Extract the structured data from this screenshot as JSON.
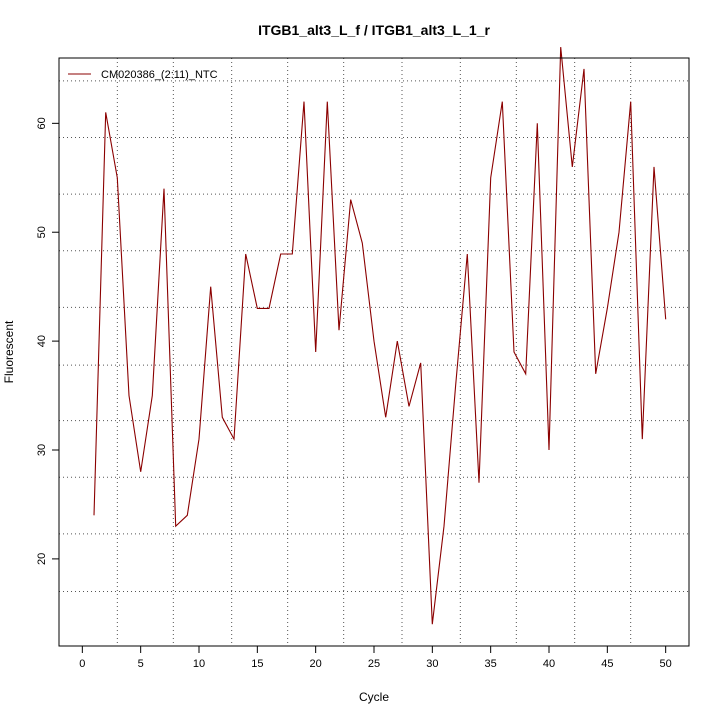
{
  "chart_data": {
    "type": "line",
    "title": "ITGB1_alt3_L_f / ITGB1_alt3_L_1_r",
    "xlabel": "Cycle",
    "ylabel": "Fluorescent",
    "xlim": [
      -2,
      52
    ],
    "ylim": [
      12,
      66
    ],
    "x_ticks": [
      0,
      5,
      10,
      15,
      20,
      25,
      30,
      35,
      40,
      45,
      50
    ],
    "y_ticks": [
      20,
      30,
      40,
      50,
      60
    ],
    "grid": true,
    "grid_x": [
      3,
      7.8,
      12.8,
      17.6,
      22.4,
      27.4,
      32.4,
      37.2,
      42.2,
      47
    ],
    "grid_y": [
      17,
      22.3,
      27.5,
      32.7,
      37.8,
      43.1,
      48.3,
      53.5,
      58.7,
      63.9
    ],
    "legend_position": "top-left",
    "series": [
      {
        "name": "CM020386_(2:11)_NTC",
        "color": "#8b0000",
        "x": [
          1,
          2,
          3,
          4,
          5,
          6,
          7,
          8,
          9,
          10,
          11,
          12,
          13,
          14,
          15,
          16,
          17,
          18,
          19,
          20,
          21,
          22,
          23,
          24,
          25,
          26,
          27,
          28,
          29,
          30,
          31,
          32,
          33,
          34,
          35,
          36,
          37,
          38,
          39,
          40,
          41,
          42,
          43,
          44,
          45,
          46,
          47,
          48,
          49,
          50
        ],
        "y": [
          24,
          61,
          55,
          35,
          28,
          35,
          54,
          23,
          24,
          31,
          45,
          33,
          31,
          48,
          43,
          43,
          48,
          48,
          62,
          39,
          62,
          41,
          53,
          49,
          40,
          33,
          40,
          34,
          38,
          14,
          23,
          36,
          48,
          27,
          55,
          62,
          39,
          37,
          60,
          30,
          67,
          56,
          65,
          37,
          43,
          50,
          62,
          31,
          56,
          42
        ]
      }
    ]
  }
}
__________________________________________________
* [Directive]:
Keep every word of the data as it is when you write it out, but drop the pictures.

* [Final result]:
Extract the structured data from this screenshot as JSON.
{
  "chart_data": {
    "type": "line",
    "title": "ITGB1_alt3_L_f / ITGB1_alt3_L_1_r",
    "xlabel": "Cycle",
    "ylabel": "Fluorescent",
    "xlim": [
      -2,
      52
    ],
    "ylim": [
      12,
      66
    ],
    "x_ticks": [
      0,
      5,
      10,
      15,
      20,
      25,
      30,
      35,
      40,
      45,
      50
    ],
    "y_ticks": [
      20,
      30,
      40,
      50,
      60
    ],
    "grid": true,
    "grid_x": [
      3,
      7.8,
      12.8,
      17.6,
      22.4,
      27.4,
      32.4,
      37.2,
      42.2,
      47
    ],
    "grid_y": [
      17,
      22.3,
      27.5,
      32.7,
      37.8,
      43.1,
      48.3,
      53.5,
      58.7,
      63.9
    ],
    "legend_position": "top-left",
    "series": [
      {
        "name": "CM020386_(2:11)_NTC",
        "color": "#8b0000",
        "x": [
          1,
          2,
          3,
          4,
          5,
          6,
          7,
          8,
          9,
          10,
          11,
          12,
          13,
          14,
          15,
          16,
          17,
          18,
          19,
          20,
          21,
          22,
          23,
          24,
          25,
          26,
          27,
          28,
          29,
          30,
          31,
          32,
          33,
          34,
          35,
          36,
          37,
          38,
          39,
          40,
          41,
          42,
          43,
          44,
          45,
          46,
          47,
          48,
          49,
          50
        ],
        "y": [
          24,
          61,
          55,
          35,
          28,
          35,
          54,
          23,
          24,
          31,
          45,
          33,
          31,
          48,
          43,
          43,
          48,
          48,
          62,
          39,
          62,
          41,
          53,
          49,
          40,
          33,
          40,
          34,
          38,
          14,
          23,
          36,
          48,
          27,
          55,
          62,
          39,
          37,
          60,
          30,
          67,
          56,
          65,
          37,
          43,
          50,
          62,
          31,
          56,
          42
        ]
      }
    ]
  }
}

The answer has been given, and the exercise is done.